Exercise prompt: Search the listing below for the string "glider" and show each line that contains it.

────────────────────

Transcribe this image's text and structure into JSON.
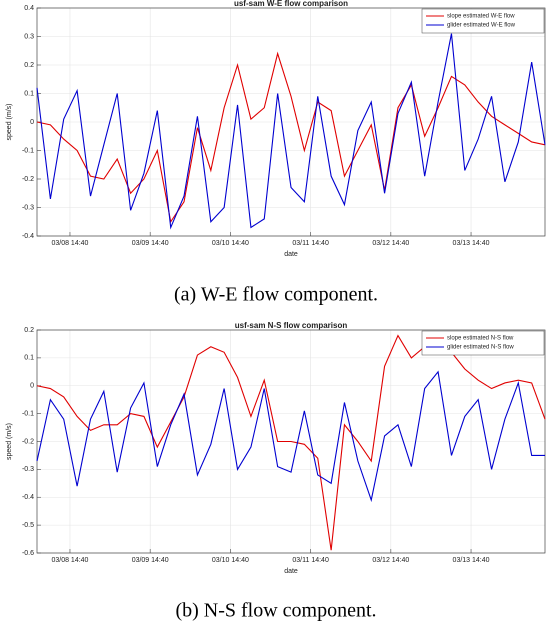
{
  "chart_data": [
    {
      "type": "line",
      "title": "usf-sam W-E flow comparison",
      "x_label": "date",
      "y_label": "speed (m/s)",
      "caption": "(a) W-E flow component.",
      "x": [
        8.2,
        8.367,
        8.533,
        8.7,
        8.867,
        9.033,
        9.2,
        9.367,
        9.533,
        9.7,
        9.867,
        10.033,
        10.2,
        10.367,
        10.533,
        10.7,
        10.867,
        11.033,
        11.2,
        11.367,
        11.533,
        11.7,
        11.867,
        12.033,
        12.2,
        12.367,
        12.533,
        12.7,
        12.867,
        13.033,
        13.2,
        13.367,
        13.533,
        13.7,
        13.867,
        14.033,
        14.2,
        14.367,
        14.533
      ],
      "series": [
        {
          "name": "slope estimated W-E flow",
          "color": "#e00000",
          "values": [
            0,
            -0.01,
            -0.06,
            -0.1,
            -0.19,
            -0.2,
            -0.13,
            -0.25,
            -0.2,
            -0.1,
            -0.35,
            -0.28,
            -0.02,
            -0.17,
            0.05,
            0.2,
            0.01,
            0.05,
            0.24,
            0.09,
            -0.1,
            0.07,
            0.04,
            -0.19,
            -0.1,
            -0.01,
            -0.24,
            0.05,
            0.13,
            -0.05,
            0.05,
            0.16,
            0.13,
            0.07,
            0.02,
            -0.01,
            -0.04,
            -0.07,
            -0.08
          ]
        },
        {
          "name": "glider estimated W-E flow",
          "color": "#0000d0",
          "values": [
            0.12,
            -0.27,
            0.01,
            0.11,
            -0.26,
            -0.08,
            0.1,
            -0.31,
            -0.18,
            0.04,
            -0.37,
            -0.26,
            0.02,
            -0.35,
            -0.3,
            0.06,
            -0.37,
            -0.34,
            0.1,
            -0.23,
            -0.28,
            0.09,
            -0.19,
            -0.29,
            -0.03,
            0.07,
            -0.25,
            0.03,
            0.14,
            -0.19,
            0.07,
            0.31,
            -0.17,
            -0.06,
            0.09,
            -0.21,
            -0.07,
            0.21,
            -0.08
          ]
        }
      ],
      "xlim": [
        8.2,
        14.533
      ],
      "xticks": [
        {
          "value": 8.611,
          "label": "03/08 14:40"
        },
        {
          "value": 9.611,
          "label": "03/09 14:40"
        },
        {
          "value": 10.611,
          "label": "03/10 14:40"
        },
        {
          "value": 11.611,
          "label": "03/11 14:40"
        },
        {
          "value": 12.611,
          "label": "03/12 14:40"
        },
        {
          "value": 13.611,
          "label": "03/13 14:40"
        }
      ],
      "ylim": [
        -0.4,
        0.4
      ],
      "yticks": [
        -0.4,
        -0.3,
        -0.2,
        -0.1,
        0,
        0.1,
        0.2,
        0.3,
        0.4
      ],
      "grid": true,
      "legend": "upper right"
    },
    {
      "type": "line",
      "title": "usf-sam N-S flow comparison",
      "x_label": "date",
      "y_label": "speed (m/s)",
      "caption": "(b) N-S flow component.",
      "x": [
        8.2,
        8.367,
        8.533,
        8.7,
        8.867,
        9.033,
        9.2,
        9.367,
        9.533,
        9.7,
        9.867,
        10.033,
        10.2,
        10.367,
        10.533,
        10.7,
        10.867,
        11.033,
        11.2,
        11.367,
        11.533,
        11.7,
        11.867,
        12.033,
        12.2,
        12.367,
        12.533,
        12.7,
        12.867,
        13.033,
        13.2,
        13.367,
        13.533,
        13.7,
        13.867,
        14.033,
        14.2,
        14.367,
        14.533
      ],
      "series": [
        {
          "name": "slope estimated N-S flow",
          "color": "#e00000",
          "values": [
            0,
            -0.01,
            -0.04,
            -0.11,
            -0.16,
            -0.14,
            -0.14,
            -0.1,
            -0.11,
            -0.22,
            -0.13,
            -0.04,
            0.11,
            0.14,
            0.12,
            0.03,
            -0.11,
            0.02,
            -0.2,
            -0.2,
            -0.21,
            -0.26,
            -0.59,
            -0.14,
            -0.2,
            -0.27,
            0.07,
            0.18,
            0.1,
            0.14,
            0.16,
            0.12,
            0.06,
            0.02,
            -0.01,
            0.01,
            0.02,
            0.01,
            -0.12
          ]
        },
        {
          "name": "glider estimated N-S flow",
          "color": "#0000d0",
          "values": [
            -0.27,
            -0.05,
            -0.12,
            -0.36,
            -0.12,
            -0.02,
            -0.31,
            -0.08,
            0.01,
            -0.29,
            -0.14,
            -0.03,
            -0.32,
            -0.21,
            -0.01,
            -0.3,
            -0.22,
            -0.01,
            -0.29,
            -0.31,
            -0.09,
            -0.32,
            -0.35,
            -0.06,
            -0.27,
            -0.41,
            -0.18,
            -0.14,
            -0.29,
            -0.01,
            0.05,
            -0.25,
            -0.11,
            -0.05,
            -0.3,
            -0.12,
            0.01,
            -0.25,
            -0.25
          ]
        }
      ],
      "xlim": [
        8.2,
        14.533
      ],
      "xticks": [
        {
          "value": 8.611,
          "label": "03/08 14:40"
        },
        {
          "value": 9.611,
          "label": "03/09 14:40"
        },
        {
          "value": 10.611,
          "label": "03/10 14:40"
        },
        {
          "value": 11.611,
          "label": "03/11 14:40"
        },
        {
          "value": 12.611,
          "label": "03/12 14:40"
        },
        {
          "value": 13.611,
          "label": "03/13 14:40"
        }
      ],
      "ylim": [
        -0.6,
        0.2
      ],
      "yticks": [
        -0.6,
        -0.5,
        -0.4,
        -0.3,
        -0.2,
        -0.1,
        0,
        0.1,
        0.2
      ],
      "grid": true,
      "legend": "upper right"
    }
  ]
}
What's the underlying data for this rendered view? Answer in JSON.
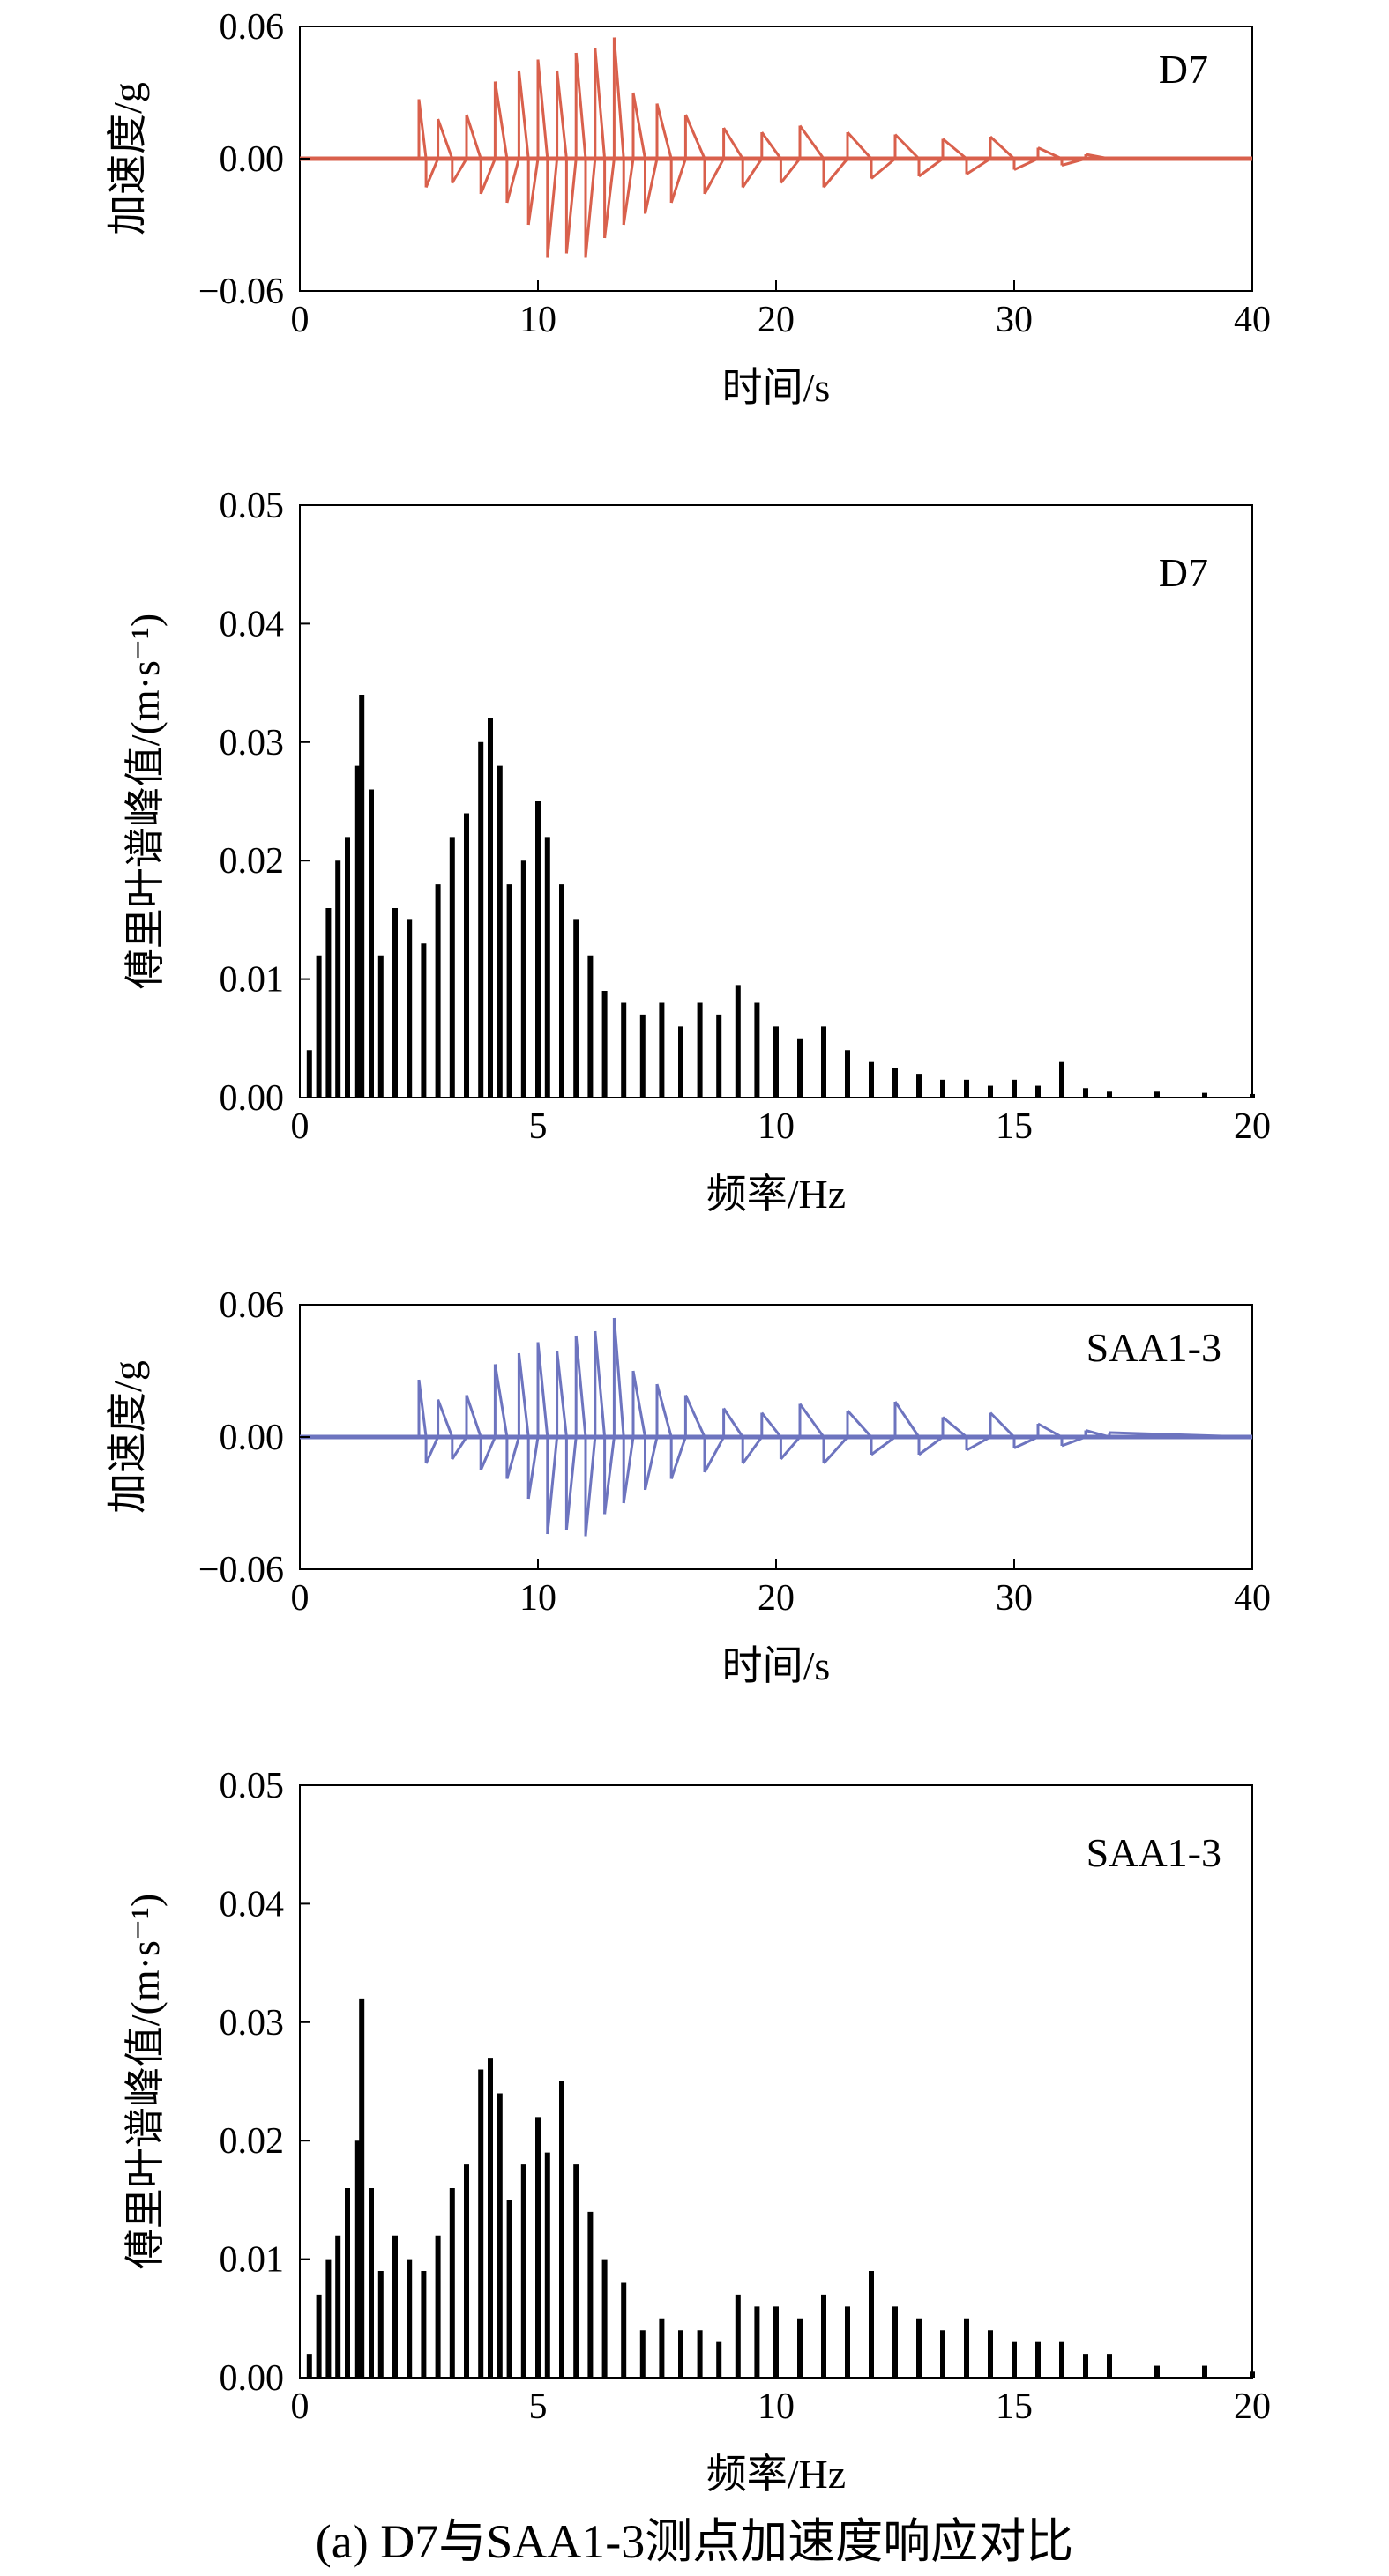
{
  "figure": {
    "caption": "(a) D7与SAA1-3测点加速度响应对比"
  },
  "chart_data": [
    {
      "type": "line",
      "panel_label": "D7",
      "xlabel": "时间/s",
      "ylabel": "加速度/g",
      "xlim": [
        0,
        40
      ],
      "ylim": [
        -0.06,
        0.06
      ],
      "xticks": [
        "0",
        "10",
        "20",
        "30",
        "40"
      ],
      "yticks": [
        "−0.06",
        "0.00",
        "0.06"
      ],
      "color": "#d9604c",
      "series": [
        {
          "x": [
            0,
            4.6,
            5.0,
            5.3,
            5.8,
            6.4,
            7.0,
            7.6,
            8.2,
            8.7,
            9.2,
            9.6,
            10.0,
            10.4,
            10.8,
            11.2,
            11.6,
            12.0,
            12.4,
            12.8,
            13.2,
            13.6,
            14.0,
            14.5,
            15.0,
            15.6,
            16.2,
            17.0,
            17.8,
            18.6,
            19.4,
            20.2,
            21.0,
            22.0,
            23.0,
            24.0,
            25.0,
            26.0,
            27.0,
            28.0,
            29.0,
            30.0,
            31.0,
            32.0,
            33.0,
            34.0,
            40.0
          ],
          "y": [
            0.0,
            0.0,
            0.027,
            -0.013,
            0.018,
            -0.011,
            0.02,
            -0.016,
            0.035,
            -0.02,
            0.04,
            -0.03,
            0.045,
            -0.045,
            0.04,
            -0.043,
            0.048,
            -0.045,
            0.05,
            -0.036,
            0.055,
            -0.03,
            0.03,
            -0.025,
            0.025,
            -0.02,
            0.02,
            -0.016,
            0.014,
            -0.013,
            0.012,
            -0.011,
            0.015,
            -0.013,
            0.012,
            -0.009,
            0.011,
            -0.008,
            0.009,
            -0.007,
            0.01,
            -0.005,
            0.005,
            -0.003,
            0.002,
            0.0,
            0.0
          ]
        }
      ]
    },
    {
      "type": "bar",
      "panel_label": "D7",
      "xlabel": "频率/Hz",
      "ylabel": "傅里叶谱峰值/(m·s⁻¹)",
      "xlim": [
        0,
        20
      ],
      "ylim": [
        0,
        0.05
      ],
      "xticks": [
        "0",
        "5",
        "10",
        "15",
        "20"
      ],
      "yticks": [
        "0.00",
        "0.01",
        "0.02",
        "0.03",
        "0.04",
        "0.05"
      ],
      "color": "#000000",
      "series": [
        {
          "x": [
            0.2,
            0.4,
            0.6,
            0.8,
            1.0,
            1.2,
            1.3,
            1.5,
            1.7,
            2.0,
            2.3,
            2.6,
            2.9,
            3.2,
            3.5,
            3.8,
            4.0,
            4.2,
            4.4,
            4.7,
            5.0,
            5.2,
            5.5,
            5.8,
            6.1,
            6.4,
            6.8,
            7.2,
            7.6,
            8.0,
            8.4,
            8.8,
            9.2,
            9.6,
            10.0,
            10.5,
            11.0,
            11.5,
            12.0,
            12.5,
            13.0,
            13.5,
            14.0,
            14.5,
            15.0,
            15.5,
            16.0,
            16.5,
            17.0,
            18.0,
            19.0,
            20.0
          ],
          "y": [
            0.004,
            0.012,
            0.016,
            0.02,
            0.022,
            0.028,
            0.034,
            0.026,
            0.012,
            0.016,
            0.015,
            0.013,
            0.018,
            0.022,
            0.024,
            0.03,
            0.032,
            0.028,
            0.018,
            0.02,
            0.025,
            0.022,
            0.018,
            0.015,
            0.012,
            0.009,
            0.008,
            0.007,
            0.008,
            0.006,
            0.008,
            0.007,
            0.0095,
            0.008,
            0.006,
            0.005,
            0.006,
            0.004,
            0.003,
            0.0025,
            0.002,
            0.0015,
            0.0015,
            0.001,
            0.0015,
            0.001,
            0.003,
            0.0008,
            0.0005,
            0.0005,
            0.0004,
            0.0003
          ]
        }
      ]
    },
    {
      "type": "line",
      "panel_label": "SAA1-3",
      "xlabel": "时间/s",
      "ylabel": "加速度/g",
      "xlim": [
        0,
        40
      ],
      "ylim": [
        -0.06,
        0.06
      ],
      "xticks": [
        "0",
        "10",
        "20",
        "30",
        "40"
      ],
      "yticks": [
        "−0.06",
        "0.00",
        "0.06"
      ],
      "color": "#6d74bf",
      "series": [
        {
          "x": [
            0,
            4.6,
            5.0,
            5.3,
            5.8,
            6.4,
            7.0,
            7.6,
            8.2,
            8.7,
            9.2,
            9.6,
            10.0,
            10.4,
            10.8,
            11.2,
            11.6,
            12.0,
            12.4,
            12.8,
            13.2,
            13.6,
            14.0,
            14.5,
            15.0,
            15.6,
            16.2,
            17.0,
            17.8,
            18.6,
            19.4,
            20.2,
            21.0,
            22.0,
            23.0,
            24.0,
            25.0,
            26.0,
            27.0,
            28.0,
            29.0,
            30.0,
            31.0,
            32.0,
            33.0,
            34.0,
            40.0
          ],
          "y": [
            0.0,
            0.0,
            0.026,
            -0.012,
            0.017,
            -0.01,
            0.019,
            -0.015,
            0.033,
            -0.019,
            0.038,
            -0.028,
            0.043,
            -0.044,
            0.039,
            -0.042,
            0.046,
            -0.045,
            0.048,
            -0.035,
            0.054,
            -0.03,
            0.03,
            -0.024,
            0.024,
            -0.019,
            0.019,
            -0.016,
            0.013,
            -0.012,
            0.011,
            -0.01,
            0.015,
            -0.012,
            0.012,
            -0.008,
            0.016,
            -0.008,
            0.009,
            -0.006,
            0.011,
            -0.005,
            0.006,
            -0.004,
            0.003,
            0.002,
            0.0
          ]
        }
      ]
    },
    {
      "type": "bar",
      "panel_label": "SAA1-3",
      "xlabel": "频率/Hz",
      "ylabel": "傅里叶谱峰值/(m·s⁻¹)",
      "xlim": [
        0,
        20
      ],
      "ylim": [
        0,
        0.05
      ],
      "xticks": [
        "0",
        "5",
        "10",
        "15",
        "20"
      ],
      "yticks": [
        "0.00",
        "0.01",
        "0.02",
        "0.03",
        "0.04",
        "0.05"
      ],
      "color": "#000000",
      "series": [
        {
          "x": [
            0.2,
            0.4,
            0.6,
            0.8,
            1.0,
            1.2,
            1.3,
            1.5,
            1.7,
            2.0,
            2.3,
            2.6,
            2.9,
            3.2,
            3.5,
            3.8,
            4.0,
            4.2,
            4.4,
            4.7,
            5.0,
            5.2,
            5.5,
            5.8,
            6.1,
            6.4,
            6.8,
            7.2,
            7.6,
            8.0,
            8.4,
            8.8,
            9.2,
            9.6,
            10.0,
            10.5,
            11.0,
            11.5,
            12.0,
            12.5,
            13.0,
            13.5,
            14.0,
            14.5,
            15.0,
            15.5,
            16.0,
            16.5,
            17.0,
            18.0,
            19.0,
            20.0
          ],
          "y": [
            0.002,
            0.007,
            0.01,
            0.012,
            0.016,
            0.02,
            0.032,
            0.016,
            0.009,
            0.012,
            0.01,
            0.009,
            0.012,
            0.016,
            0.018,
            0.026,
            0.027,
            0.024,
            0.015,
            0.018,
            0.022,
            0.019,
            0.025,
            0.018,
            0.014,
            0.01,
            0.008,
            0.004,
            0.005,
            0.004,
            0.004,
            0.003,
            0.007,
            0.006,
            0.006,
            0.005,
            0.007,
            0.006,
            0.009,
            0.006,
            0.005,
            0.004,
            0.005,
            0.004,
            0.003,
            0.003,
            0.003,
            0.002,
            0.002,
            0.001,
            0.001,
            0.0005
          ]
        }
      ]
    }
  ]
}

────────────────────

Problem solution:
          "name": "glider estimated W-E flow",
          "name": "glider estimated N-S flow",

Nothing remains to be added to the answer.